── EXERCISE MATERIAL
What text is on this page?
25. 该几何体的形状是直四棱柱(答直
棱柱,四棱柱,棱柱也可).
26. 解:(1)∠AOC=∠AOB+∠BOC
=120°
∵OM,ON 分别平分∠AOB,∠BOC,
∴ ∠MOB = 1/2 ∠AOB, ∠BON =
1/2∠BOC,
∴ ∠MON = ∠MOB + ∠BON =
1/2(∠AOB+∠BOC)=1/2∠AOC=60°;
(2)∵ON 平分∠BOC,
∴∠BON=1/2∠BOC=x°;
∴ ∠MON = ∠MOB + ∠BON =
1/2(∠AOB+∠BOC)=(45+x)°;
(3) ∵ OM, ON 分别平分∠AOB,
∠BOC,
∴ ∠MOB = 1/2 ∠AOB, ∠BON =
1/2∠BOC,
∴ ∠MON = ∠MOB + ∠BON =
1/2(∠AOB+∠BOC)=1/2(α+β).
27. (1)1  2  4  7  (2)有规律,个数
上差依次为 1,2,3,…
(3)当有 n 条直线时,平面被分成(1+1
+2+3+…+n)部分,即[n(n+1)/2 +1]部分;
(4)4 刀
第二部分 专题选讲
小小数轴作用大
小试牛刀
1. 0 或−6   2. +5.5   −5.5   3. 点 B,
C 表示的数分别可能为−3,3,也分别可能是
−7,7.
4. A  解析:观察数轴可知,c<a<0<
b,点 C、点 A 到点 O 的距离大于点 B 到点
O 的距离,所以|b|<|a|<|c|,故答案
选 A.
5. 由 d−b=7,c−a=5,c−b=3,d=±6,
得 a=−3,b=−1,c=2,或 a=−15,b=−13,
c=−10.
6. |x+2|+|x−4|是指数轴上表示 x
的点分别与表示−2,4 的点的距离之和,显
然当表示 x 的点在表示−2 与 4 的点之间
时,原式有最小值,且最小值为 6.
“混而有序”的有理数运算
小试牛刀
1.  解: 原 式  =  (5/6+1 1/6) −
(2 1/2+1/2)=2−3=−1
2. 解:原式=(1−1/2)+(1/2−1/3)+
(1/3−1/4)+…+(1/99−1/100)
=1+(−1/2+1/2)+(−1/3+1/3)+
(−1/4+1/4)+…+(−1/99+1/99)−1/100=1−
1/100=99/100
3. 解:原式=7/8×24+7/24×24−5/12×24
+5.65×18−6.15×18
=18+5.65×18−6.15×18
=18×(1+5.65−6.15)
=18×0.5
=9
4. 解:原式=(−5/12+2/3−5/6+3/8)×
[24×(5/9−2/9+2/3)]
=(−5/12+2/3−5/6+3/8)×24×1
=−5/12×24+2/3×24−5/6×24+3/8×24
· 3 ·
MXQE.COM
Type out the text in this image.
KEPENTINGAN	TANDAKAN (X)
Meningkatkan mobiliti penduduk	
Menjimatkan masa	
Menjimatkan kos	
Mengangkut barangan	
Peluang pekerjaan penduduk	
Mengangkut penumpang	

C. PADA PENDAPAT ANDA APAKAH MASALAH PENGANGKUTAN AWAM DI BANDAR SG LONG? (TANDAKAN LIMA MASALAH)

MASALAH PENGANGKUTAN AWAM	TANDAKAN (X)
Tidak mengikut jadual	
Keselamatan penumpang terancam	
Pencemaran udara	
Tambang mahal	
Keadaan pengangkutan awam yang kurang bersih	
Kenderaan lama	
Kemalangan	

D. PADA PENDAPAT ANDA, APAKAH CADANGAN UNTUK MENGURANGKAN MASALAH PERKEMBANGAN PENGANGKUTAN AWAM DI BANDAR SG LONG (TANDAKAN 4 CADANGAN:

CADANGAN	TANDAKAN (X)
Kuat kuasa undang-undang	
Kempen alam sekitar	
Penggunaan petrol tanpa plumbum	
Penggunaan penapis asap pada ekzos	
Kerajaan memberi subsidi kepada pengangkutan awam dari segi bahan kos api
────
INSTRUCTIONS FOR THE TASK — Retype every record above exactly as written.

RESULT BELOW —
What text is on this page?
25. 该几何体的形状是直四棱柱(答直
棱柱,四棱柱,棱柱也可).
26. 解:(1)∠AOC=∠AOB+∠BOC
=120°
∵OM,ON 分别平分∠AOB,∠BOC,
∴ ∠MOB = 1/2 ∠AOB, ∠BON =
1/2∠BOC,
∴ ∠MON = ∠MOB + ∠BON =
1/2(∠AOB+∠BOC)=1/2∠AOC=60°;
(2)∵ON 平分∠BOC,
∴∠BON=1/2∠BOC=x°;
∴ ∠MON = ∠MOB + ∠BON =
1/2(∠AOB+∠BOC)=(45+x)°;
(3) ∵ OM, ON 分别平分∠AOB,
∠BOC,
∴ ∠MOB = 1/2 ∠AOB, ∠BON =
1/2∠BOC,
∴ ∠MON = ∠MOB + ∠BON =
1/2(∠AOB+∠BOC)=1/2(α+β).
27. (1)1  2  4  7  (2)有规律,个数
上差依次为 1,2,3,…
(3)当有 n 条直线时,平面被分成(1+1
+2+3+…+n)部分,即[n(n+1)/2 +1]部分;
(4)4 刀
第二部分 专题选讲
小小数轴作用大
小试牛刀
1. 0 或−6   2. +5.5   −5.5   3. 点 B,
C 表示的数分别可能为−3,3,也分别可能是
−7,7.
4. A  解析:观察数轴可知,c<a<0<
b,点 C、点 A 到点 O 的距离大于点 B 到点
O 的距离,所以|b|<|a|<|c|,故答案
选 A.
5. 由 d−b=7,c−a=5,c−b=3,d=±6,
得 a=−3,b=−1,c=2,或 a=−15,b=−13,
c=−10.
6. |x+2|+|x−4|是指数轴上表示 x
的点分别与表示−2,4 的点的距离之和,显
然当表示 x 的点在表示−2 与 4 的点之间
时,原式有最小值,且最小值为 6.
“混而有序”的有理数运算
小试牛刀
1.  解: 原 式  =  (5/6+1 1/6) −
(2 1/2+1/2)=2−3=−1
2. 解:原式=(1−1/2)+(1/2−1/3)+
(1/3−1/4)+…+(1/99−1/100)
=1+(−1/2+1/2)+(−1/3+1/3)+
(−1/4+1/4)+…+(−1/99+1/99)−1/100=1−
1/100=99/100
3. 解:原式=7/8×24+7/24×24−5/12×24
+5.65×18−6.15×18
=18+5.65×18−6.15×18
=18×(1+5.65−6.15)
=18×0.5
=9
4. 解:原式=(−5/12+2/3−5/6+3/8)×
[24×(5/9−2/9+2/3)]
=(−5/12+2/3−5/6+3/8)×24×1
=−5/12×24+2/3×24−5/6×24+3/8×24
· 3 ·
MXQE.COM
Type out the text in this image.
KEPENTINGAN	TANDAKAN (X)
Meningkatkan mobiliti penduduk	
Menjimatkan masa	
Menjimatkan kos	
Mengangkut barangan	
Peluang pekerjaan penduduk	
Mengangkut penumpang	

C. PADA PENDAPAT ANDA APAKAH MASALAH PENGANGKUTAN AWAM DI BANDAR SG LONG? (TANDAKAN LIMA MASALAH)

MASALAH PENGANGKUTAN AWAM	TANDAKAN (X)
Tidak mengikut jadual	
Keselamatan penumpang terancam	
Pencemaran udara	
Tambang mahal	
Keadaan pengangkutan awam yang kurang bersih	
Kenderaan lama	
Kemalangan	

D. PADA PENDAPAT ANDA, APAKAH CADANGAN UNTUK MENGURANGKAN MASALAH PERKEMBANGAN PENGANGKUTAN AWAM DI BANDAR SG LONG (TANDAKAN 4 CADANGAN:

CADANGAN	TANDAKAN (X)
Kuat kuasa undang-undang	
Kempen alam sekitar	
Penggunaan petrol tanpa plumbum	
Penggunaan penapis asap pada ekzos	
Kerajaan memberi subsidi kepada pengangkutan awam dari segi bahan kos api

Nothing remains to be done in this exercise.